In mezzo alla vicenda dell'ex colosso di Paternò spunta un passaggio di un comunicato della procura che indica l'azienda di Franz Di Bella come destinataria di pagamenti preferenziali. A MeridioNews l'avvocato fa chiarezza sul caso
Tracollo call center Qè e crediti incassati dalla Di Bella Legale: «Noi vittime. Per i pm la colpa è di Argenterio»
In mezzo al fallimento del call center Qè e all’inchiesta della procura di Catania, che la scorsa settimana ha portato all’arresto dell’ex patron Patrizio Argenterio con l’ipotesi di bancarotta fraudolenta, spunta il nodo di alcuni pagamenti alla Di Bella srl (società non coinvolta nel’inchiesta, ndr). Nuova realtà imprenditoriale di Paternò che, di fatto, ha preso il posto di Qè – e con cui non ha collegamenti – attraverso la Netith di Franz Di Bella. A fare saltare dalla sedia l’imprenditore, che non è coinvolto nell’indagine, è stato un passaggio di un comunicato stampa della procura di Catania in cui si ipotizzava che l’azienda Di Bella avesse potuto usufruire di «pagamenti preferenziali» in quanto società creditrice della Qè.
Somme per 828mila euro che sarebbero state versate nonostante la presenza di altri creditori che da tempo bussavano alla porta di Qè e a cui si aggiungerebbero altri 600mila euro che Di Bella srl attende ancora di incassare. Una situazione delicata, da inquadrare negli anni in cui Qè versava già in stato di insolvenza, poi culminato nel maggio del 2017 nel fallimento della società, e gravata tra l’altro da debiti erariali non assolti per un totale complessivo di 14 milioni di euro.
«La procura – spiega a MeridioNews l’avvocato Salvatore Nicolosi, legale della Di Bella – ha indicato che il dissesto della Qè è imputabile al presidente del cda e amministratore Argenterio o comunque alle persone che egli in qualche modo poteva dirigere. La società da me assistita sarebbe una delle vittime». Per quanto riguarda le cifre incassata e da ottenere, Nicolosi non si sbilancia: «Non posso confermare queste cifre perché abbiamo ragionevoli motivazioni per dubitarne, ma ci riserviamo di rivalutarle in sede di contraddittorio».

Materiale fornito —
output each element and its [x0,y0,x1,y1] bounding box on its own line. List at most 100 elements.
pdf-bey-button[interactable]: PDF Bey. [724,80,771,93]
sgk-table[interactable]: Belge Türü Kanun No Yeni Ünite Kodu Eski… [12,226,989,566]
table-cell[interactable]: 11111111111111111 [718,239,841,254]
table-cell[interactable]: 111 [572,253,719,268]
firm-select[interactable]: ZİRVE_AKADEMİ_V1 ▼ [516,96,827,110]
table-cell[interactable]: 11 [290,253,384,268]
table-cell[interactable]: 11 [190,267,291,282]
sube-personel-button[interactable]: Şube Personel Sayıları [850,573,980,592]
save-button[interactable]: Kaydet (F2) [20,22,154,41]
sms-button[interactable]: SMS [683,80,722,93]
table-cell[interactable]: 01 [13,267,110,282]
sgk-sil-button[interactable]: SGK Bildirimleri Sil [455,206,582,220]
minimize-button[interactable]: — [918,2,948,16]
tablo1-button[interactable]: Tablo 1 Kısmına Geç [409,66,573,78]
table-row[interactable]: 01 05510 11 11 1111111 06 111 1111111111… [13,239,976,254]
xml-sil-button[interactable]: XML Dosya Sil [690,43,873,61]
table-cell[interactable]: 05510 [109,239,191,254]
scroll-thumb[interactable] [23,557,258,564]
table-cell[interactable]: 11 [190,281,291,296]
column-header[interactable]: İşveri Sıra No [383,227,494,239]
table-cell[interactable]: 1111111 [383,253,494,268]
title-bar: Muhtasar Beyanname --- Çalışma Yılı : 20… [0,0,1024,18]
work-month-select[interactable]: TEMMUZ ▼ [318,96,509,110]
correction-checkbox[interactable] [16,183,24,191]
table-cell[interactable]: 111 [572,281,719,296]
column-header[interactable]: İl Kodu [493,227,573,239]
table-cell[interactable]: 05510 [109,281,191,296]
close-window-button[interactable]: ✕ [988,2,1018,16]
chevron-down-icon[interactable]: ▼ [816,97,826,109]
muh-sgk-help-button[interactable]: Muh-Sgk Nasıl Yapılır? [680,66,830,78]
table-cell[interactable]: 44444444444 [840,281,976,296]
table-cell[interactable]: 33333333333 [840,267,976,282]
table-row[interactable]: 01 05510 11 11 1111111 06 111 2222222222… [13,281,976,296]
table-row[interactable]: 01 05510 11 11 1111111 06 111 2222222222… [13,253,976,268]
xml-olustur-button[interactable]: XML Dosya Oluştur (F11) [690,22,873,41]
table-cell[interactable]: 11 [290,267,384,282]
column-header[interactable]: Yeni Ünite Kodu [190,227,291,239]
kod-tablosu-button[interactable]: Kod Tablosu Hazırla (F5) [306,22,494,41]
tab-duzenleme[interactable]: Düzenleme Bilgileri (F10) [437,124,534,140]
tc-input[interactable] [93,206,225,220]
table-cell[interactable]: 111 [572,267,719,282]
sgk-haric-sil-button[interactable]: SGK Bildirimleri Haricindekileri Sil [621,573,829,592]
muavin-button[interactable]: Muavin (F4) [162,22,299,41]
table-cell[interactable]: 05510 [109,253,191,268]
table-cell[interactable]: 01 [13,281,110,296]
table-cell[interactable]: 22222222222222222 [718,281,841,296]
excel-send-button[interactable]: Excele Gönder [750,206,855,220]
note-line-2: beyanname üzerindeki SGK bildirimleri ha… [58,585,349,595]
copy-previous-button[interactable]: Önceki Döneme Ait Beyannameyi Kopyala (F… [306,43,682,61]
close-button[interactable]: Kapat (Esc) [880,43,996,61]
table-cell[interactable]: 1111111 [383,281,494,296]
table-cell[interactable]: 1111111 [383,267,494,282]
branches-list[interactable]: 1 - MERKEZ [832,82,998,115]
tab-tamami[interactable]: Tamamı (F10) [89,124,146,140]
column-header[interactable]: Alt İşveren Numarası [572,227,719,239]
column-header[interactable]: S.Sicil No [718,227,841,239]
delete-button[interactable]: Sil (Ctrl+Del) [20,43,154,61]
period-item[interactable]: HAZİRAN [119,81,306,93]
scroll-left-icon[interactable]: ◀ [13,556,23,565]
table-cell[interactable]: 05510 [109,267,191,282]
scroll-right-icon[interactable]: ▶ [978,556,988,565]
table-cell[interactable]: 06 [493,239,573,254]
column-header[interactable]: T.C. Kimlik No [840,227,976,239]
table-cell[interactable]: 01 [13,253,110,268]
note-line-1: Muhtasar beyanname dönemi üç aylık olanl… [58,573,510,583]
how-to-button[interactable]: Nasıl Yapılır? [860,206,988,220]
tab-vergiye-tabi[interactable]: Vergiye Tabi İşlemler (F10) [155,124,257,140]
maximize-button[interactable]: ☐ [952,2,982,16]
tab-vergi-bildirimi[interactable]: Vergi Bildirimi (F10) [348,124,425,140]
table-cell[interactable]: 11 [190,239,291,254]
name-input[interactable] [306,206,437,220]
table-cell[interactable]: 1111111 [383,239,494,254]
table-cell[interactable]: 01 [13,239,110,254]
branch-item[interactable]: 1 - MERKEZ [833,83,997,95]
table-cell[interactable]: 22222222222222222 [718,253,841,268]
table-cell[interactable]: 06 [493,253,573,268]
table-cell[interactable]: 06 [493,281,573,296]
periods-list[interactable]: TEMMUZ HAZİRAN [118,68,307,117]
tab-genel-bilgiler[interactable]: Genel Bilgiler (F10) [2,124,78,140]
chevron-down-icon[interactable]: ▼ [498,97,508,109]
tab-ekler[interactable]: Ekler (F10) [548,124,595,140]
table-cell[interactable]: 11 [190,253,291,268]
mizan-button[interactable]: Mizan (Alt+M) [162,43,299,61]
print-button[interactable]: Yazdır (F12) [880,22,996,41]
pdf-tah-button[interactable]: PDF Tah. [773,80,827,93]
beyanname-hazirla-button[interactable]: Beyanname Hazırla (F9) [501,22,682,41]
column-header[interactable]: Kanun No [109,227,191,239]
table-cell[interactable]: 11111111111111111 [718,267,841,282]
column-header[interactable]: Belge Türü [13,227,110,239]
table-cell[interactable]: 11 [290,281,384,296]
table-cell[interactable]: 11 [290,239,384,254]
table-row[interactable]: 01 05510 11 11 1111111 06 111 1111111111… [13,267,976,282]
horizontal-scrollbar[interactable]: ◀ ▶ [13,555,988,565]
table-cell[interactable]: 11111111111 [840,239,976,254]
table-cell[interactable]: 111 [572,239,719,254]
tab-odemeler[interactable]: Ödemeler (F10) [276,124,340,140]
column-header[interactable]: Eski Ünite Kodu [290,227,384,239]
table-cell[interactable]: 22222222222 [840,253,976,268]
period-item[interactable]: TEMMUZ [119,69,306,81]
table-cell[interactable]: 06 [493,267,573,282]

Compito da svolgere — Traduci in inglese questa frase del testo della pagina sul fallimento del call center Qè: «La società da me assistita sarebbe una delle vittime». Si usi soltanto il testo della pagina, non l'elenco.

Soluzione — The company I represent would be one of the victims.